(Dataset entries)
↓

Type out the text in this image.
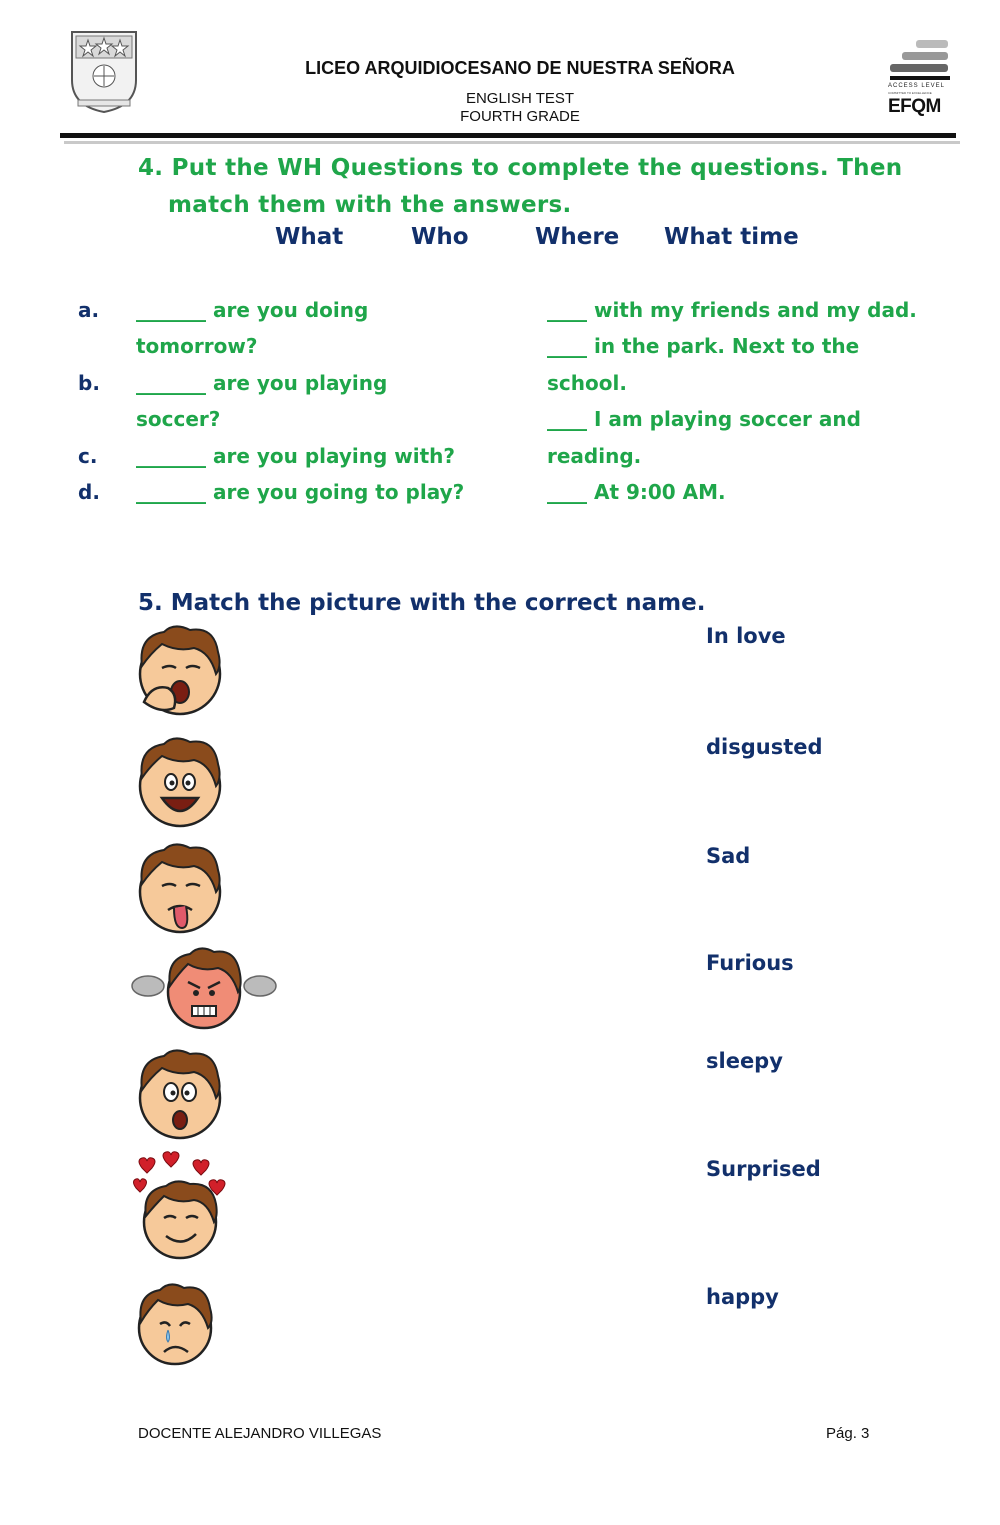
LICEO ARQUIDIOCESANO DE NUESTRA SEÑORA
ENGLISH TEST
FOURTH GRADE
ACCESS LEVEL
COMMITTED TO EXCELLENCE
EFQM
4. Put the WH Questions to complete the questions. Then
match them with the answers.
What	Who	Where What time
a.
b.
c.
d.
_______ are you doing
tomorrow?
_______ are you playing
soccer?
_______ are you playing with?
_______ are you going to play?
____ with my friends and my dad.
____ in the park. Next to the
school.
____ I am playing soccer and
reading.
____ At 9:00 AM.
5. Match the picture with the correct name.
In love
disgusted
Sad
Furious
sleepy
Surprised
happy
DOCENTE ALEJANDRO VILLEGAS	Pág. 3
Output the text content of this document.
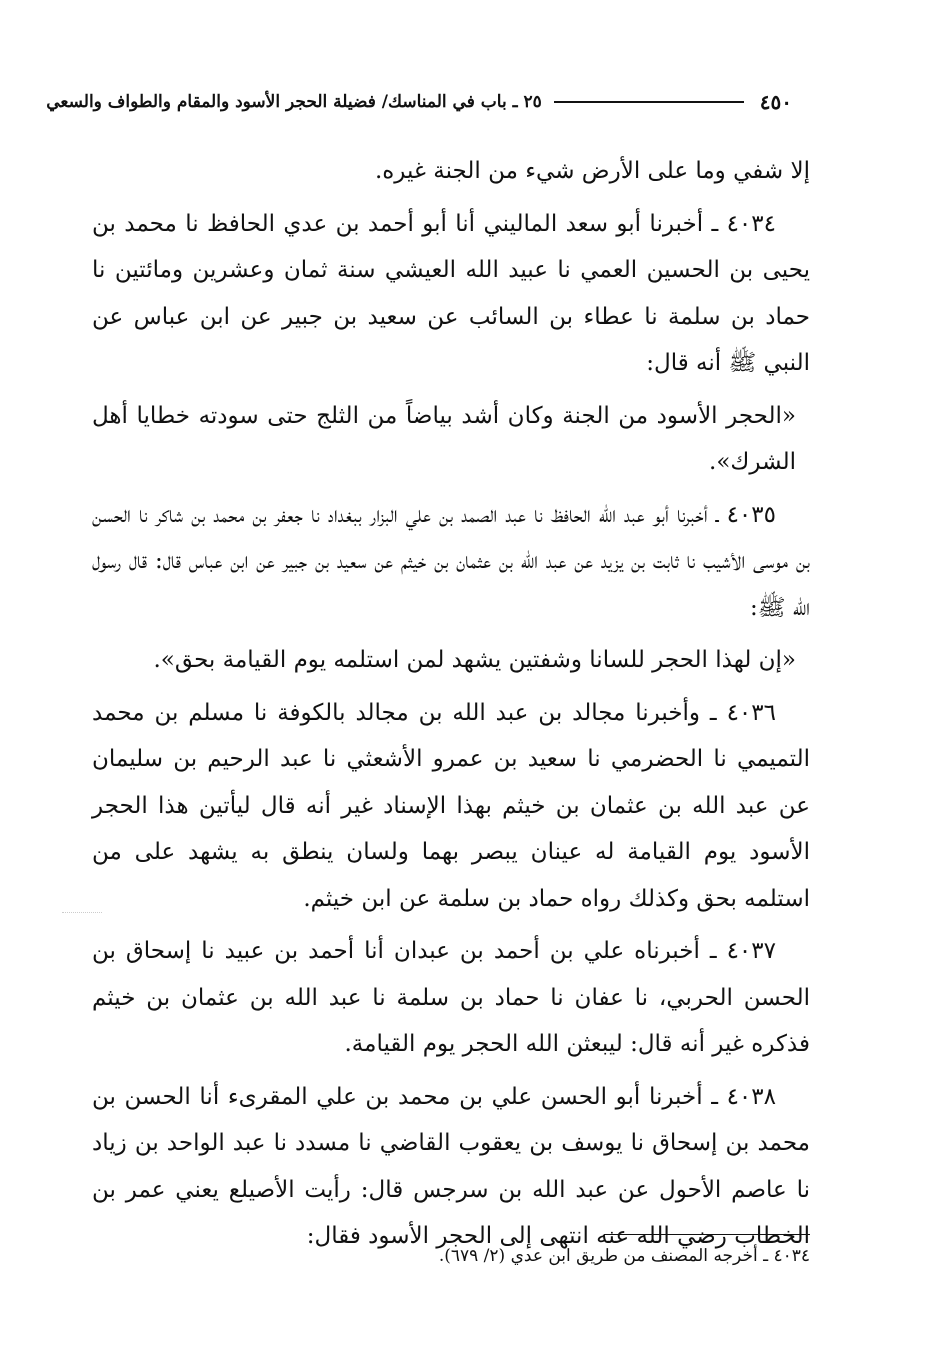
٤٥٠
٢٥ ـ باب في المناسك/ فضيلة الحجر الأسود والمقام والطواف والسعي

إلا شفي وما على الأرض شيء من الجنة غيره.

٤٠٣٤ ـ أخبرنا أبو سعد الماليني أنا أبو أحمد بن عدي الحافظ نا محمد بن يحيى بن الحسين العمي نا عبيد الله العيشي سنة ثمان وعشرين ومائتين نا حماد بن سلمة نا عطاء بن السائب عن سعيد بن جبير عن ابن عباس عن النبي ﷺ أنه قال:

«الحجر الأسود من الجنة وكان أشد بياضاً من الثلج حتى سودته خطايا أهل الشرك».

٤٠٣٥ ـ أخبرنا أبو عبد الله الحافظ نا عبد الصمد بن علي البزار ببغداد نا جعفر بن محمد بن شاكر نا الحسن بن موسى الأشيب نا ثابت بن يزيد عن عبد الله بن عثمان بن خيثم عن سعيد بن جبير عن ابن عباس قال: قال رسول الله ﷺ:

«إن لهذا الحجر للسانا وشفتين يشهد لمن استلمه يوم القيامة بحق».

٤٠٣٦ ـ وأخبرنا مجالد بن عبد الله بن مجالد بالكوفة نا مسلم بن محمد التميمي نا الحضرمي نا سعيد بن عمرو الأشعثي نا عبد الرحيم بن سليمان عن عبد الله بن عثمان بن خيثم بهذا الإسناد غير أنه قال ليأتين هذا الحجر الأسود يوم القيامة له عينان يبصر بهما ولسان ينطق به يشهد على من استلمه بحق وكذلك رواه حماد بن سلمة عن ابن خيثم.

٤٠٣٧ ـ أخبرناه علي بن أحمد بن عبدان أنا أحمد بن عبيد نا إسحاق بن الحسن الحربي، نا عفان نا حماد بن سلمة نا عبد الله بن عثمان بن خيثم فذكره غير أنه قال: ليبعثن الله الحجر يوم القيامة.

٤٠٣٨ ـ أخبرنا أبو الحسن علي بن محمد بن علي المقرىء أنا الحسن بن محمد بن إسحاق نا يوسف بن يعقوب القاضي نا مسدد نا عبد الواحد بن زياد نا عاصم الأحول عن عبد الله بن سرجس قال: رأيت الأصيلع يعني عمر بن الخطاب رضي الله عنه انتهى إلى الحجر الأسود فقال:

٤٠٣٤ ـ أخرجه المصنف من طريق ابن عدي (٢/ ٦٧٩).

↑

=== Task requirements ===
Pictures are excluded; copy all other data exactly as shown.

=== Worked answer ===
Type out the text in this image.
LICEO ARQUIDIOCESANO DE NUESTRA SEÑORA
ENGLISH TEST
FOURTH GRADE
ACCESS LEVEL
COMMITTED TO EXCELLENCE
EFQM
4. Put the WH Questions to complete the questions. Then
match them with the answers.
What	Who	Where What time
a.
b.
c.
d.
_______ are you doing
tomorrow?
_______ are you playing
soccer?
_______ are you playing with?
_______ are you going to play?
____ with my friends and my dad.
____ in the park. Next to the
school.
____ I am playing soccer and
reading.
____ At 9:00 AM.
5. Match the picture with the correct name.
In love
disgusted
Sad
Furious
sleepy
Surprised
happy
DOCENTE ALEJANDRO VILLEGAS	Pág. 3
Output the text content of this document.
٤٥٠
٢٥ ـ باب في المناسك/ فضيلة الحجر الأسود والمقام والطواف والسعي

إلا شفي وما على الأرض شيء من الجنة غيره.

٤٠٣٤ ـ أخبرنا أبو سعد الماليني أنا أبو أحمد بن عدي الحافظ نا محمد بن يحيى بن الحسين العمي نا عبيد الله العيشي سنة ثمان وعشرين ومائتين نا حماد بن سلمة نا عطاء بن السائب عن سعيد بن جبير عن ابن عباس عن النبي ﷺ أنه قال:

«الحجر الأسود من الجنة وكان أشد بياضاً من الثلج حتى سودته خطايا أهل الشرك».

٤٠٣٥ ـ أخبرنا أبو عبد الله الحافظ نا عبد الصمد بن علي البزار ببغداد نا جعفر بن محمد بن شاكر نا الحسن بن موسى الأشيب نا ثابت بن يزيد عن عبد الله بن عثمان بن خيثم عن سعيد بن جبير عن ابن عباس قال: قال رسول الله ﷺ:

«إن لهذا الحجر للسانا وشفتين يشهد لمن استلمه يوم القيامة بحق».

٤٠٣٦ ـ وأخبرنا مجالد بن عبد الله بن مجالد بالكوفة نا مسلم بن محمد التميمي نا الحضرمي نا سعيد بن عمرو الأشعثي نا عبد الرحيم بن سليمان عن عبد الله بن عثمان بن خيثم بهذا الإسناد غير أنه قال ليأتين هذا الحجر الأسود يوم القيامة له عينان يبصر بهما ولسان ينطق به يشهد على من استلمه بحق وكذلك رواه حماد بن سلمة عن ابن خيثم.

٤٠٣٧ ـ أخبرناه علي بن أحمد بن عبدان أنا أحمد بن عبيد نا إسحاق بن الحسن الحربي، نا عفان نا حماد بن سلمة نا عبد الله بن عثمان بن خيثم فذكره غير أنه قال: ليبعثن الله الحجر يوم القيامة.

٤٠٣٨ ـ أخبرنا أبو الحسن علي بن محمد بن علي المقرىء أنا الحسن بن محمد بن إسحاق نا يوسف بن يعقوب القاضي نا مسدد نا عبد الواحد بن زياد نا عاصم الأحول عن عبد الله بن سرجس قال: رأيت الأصيلع يعني عمر بن الخطاب رضي الله عنه انتهى إلى الحجر الأسود فقال:

٤٠٣٤ ـ أخرجه المصنف من طريق ابن عدي (٢/ ٦٧٩).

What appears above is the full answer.